Look through the listing for the word "enters". Copy each line that has it.

>> BEGIN DATA

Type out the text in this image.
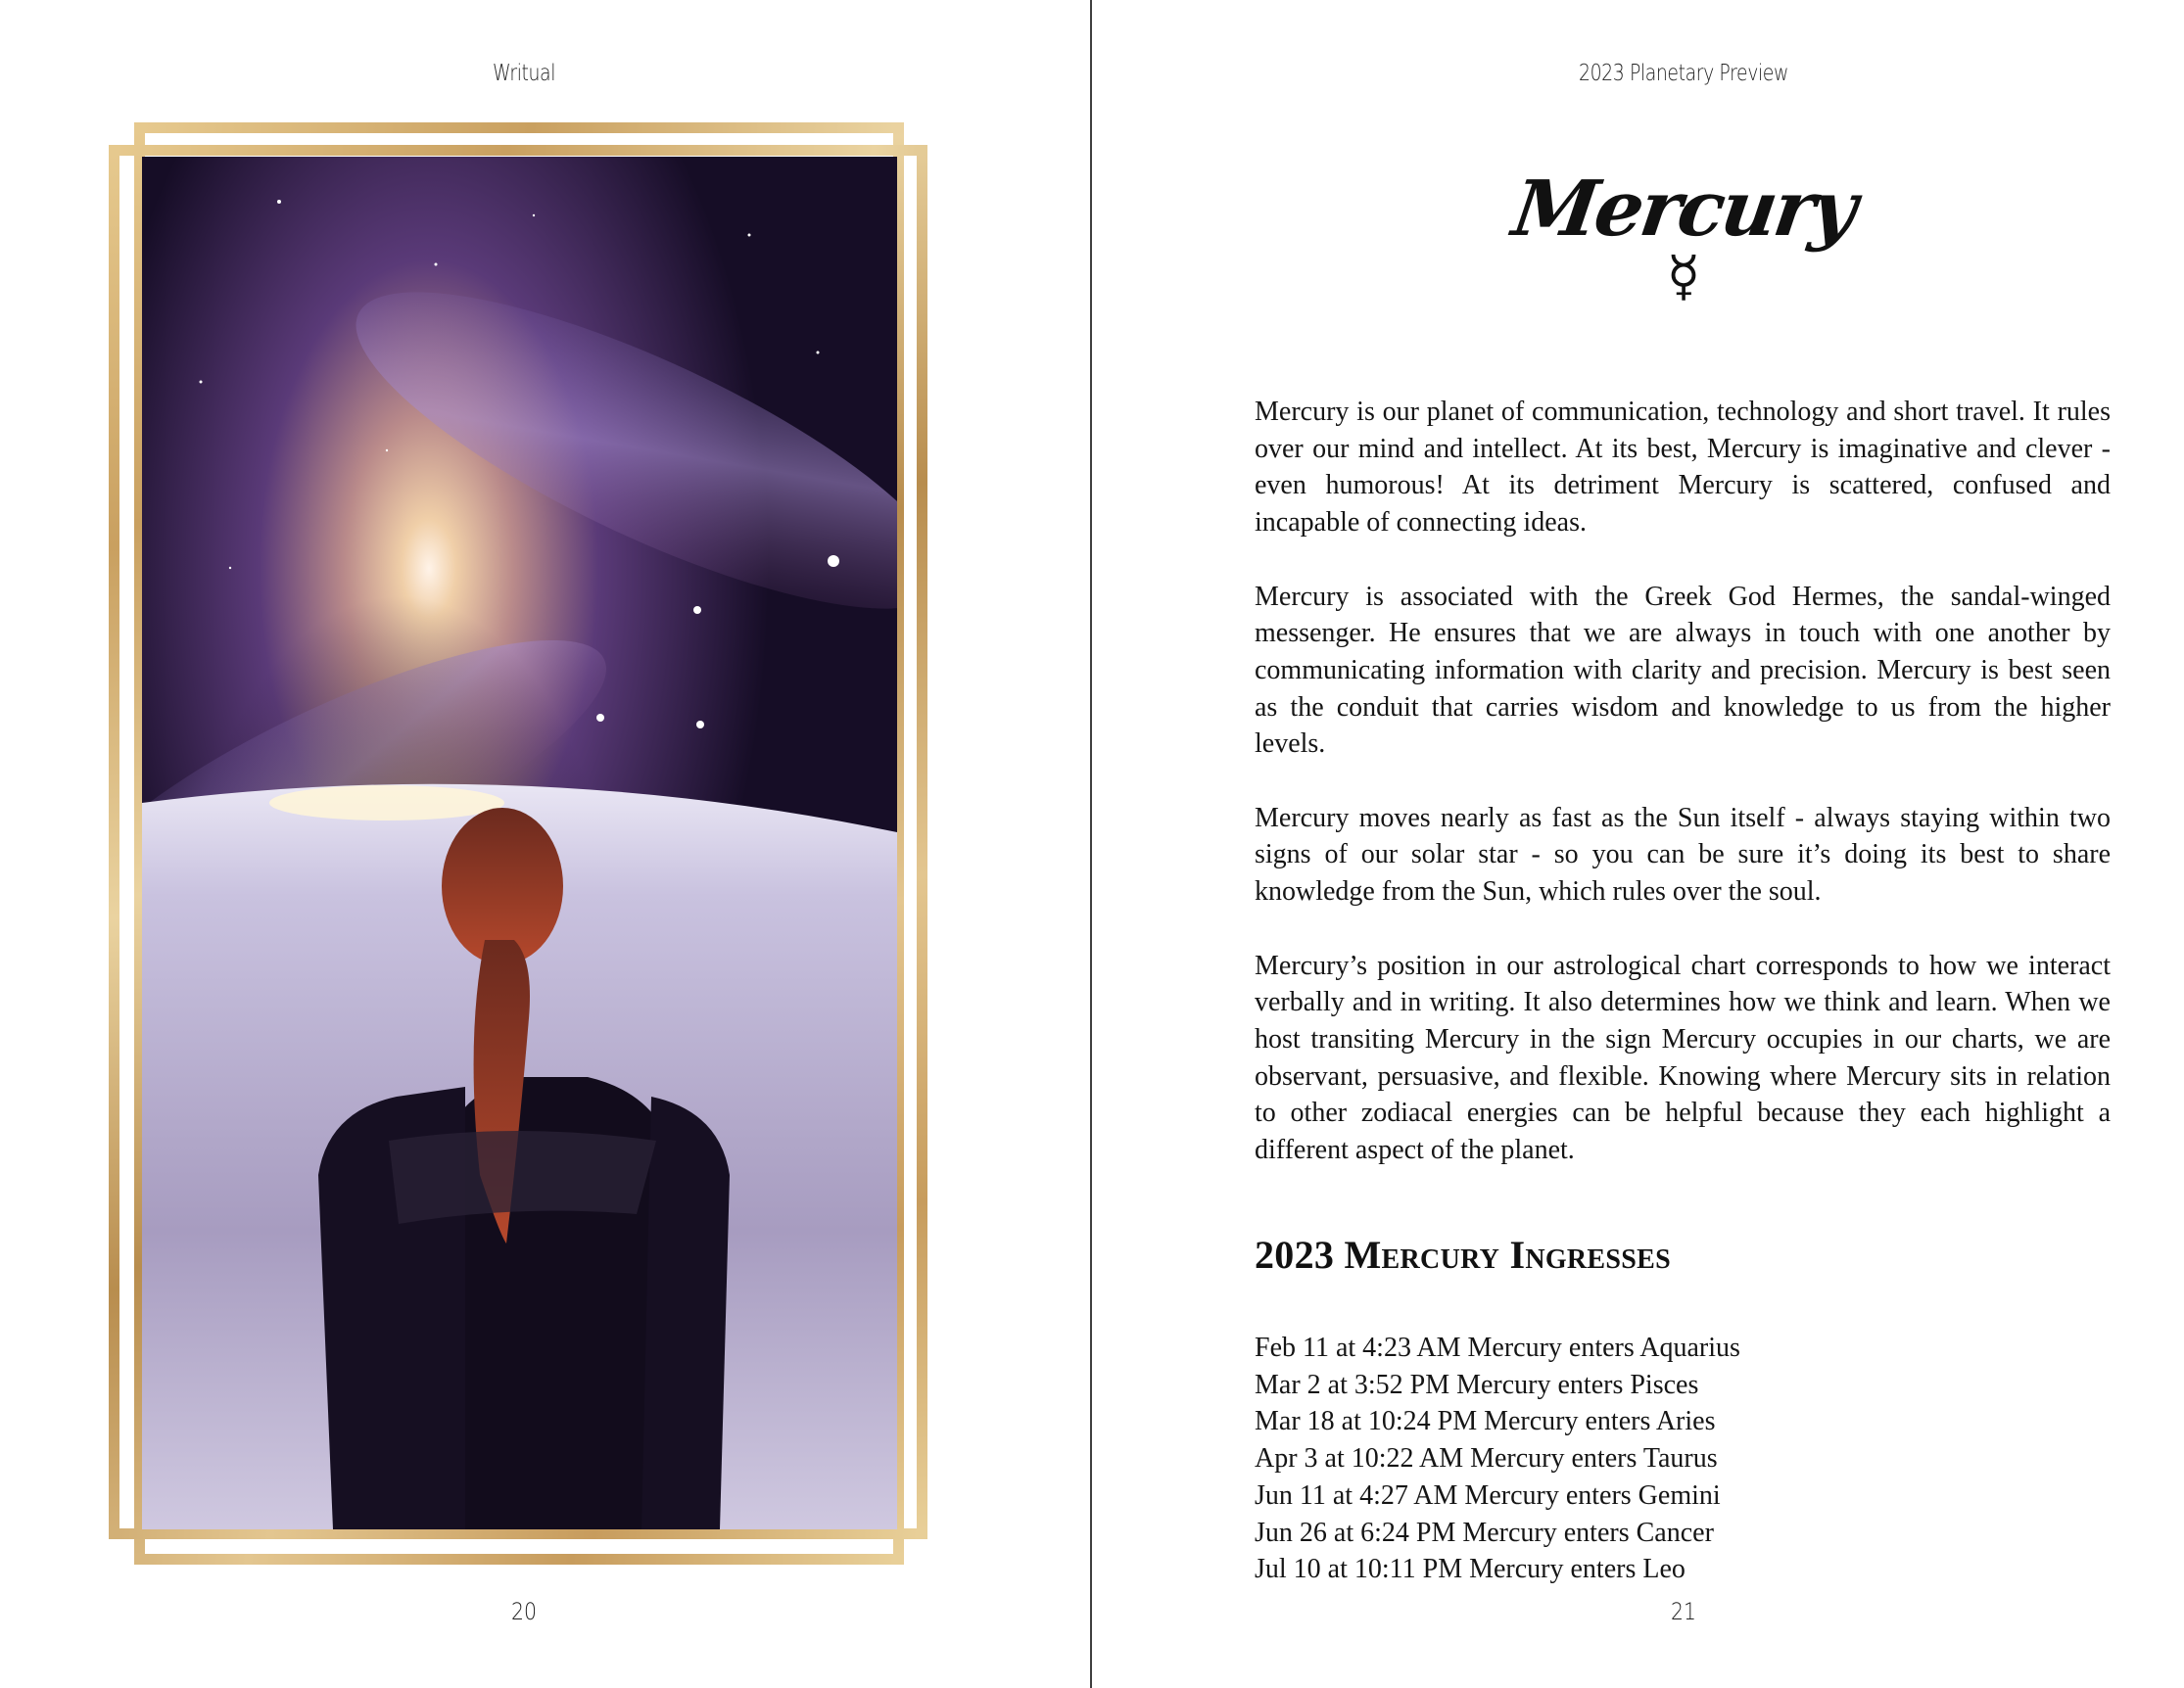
Writual
20
2023 Planetary Preview
Mercury
☿

Mercury is our planet of communication, technology and short travel. It rules over our mind and intellect. At its best, Mercury is imaginative and clever - even humorous! At its detriment Mercury is scattered, confused and incapable of connecting ideas.

Mercury is associated with the Greek God Hermes, the sandal-winged messenger. He ensures that we are always in touch with one another by communicating information with clarity and precision. Mercury is best seen as the conduit that carries wisdom and knowledge to us from the higher levels.

Mercury moves nearly as fast as the Sun itself - always staying within two signs of our solar star - so you can be sure it’s doing its best to share knowledge from the Sun, which rules over the soul.

Mercury’s position in our astrological chart corresponds to how we interact verbally and in writing. It also determines how we think and learn. When we host transiting Mercury in the sign Mercury occupies in our charts, we are observant, persuasive, and flexible. Knowing where Mercury sits in relation to other zodiacal energies can be helpful because they each highlight a different aspect of the planet.

2023 Mercury Ingresses
Feb 11 at 4:23 AM Mercury enters Aquarius
Mar 2 at 3:52 PM Mercury enters Pisces
Mar 18 at 10:24 PM Mercury enters Aries
Apr 3 at 10:22 AM Mercury enters Taurus
Jun 11 at 4:27 AM Mercury enters Gemini
Jun 26 at 6:24 PM Mercury enters Cancer
Jul 10 at 10:11 PM Mercury enters Leo
21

>> END DATA

▶ **RESULT OF THE TASK**:
Feb 11 at 4:23 AM Mercury enters Aquarius
Mar 2 at 3:52 PM Mercury enters Pisces
Mar 18 at 10:24 PM Mercury enters Aries
Apr 3 at 10:22 AM Mercury enters Taurus
Jun 11 at 4:27 AM Mercury enters Gemini
Jun 26 at 6:24 PM Mercury enters Cancer
Jul 10 at 10:11 PM Mercury enters Leo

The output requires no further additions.